Print every line of the listing exactly, please.

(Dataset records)
● ● ● ● ●
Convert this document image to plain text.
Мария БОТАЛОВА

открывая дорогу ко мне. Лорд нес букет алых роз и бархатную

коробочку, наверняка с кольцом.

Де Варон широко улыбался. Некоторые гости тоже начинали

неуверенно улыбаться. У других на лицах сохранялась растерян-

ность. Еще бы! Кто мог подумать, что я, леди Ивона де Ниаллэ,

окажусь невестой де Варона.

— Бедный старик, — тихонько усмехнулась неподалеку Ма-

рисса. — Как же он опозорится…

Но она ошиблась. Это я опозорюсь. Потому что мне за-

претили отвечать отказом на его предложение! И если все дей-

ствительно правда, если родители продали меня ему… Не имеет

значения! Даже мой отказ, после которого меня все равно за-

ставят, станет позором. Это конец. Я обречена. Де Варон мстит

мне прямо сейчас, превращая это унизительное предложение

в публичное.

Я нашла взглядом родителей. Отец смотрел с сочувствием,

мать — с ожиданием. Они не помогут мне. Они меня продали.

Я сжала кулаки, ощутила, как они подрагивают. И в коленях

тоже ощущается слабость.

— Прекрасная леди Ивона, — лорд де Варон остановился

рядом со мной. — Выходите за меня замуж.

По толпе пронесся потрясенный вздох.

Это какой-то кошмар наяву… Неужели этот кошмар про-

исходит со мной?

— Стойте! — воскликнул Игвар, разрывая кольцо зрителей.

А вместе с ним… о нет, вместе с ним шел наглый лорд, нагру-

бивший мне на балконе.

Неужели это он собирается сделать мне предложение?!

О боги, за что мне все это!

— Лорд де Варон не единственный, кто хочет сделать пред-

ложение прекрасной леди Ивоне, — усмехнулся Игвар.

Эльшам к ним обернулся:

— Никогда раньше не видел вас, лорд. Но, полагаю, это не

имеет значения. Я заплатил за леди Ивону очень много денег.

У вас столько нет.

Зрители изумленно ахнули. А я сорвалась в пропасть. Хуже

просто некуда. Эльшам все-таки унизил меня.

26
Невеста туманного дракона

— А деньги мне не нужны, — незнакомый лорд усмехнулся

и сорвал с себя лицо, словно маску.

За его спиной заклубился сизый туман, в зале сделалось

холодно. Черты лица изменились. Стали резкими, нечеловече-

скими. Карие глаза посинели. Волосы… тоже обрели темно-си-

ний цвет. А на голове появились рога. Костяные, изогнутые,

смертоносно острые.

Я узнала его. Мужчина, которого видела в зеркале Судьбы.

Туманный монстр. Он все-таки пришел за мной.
● ● ● ● ●
--- TASK RESPONSE ---
Convert this document image to plain text.
Мария БОТАЛОВА

открывая дорогу ко мне. Лорд нес букет алых роз и бархатную

коробочку, наверняка с кольцом.

Де Варон широко улыбался. Некоторые гости тоже начинали

неуверенно улыбаться. У других на лицах сохранялась растерян-

ность. Еще бы! Кто мог подумать, что я, леди Ивона де Ниаллэ,

окажусь невестой де Варона.

— Бедный старик, — тихонько усмехнулась неподалеку Ма-

рисса. — Как же он опозорится…

Но она ошиблась. Это я опозорюсь. Потому что мне за-

претили отвечать отказом на его предложение! И если все дей-

ствительно правда, если родители продали меня ему… Не имеет

значения! Даже мой отказ, после которого меня все равно за-

ставят, станет позором. Это конец. Я обречена. Де Варон мстит

мне прямо сейчас, превращая это унизительное предложение

в публичное.

Я нашла взглядом родителей. Отец смотрел с сочувствием,

мать — с ожиданием. Они не помогут мне. Они меня продали.

Я сжала кулаки, ощутила, как они подрагивают. И в коленях

тоже ощущается слабость.

— Прекрасная леди Ивона, — лорд де Варон остановился

рядом со мной. — Выходите за меня замуж.

По толпе пронесся потрясенный вздох.

Это какой-то кошмар наяву… Неужели этот кошмар про-

исходит со мной?

— Стойте! — воскликнул Игвар, разрывая кольцо зрителей.

А вместе с ним… о нет, вместе с ним шел наглый лорд, нагру-

бивший мне на балконе.

Неужели это он собирается сделать мне предложение?!

О боги, за что мне все это!

— Лорд де Варон не единственный, кто хочет сделать пред-

ложение прекрасной леди Ивоне, — усмехнулся Игвар.

Эльшам к ним обернулся:

— Никогда раньше не видел вас, лорд. Но, полагаю, это не

имеет значения. Я заплатил за леди Ивону очень много денег.

У вас столько нет.

Зрители изумленно ахнули. А я сорвалась в пропасть. Хуже

просто некуда. Эльшам все-таки унизил меня.

26
Невеста туманного дракона

— А деньги мне не нужны, — незнакомый лорд усмехнулся

и сорвал с себя лицо, словно маску.

За его спиной заклубился сизый туман, в зале сделалось

холодно. Черты лица изменились. Стали резкими, нечеловече-

скими. Карие глаза посинели. Волосы… тоже обрели темно-си-

ний цвет. А на голове появились рога. Костяные, изогнутые,

смертоносно острые.

Я узнала его. Мужчина, которого видела в зеркале Судьбы.

Туманный монстр. Он все-таки пришел за мной.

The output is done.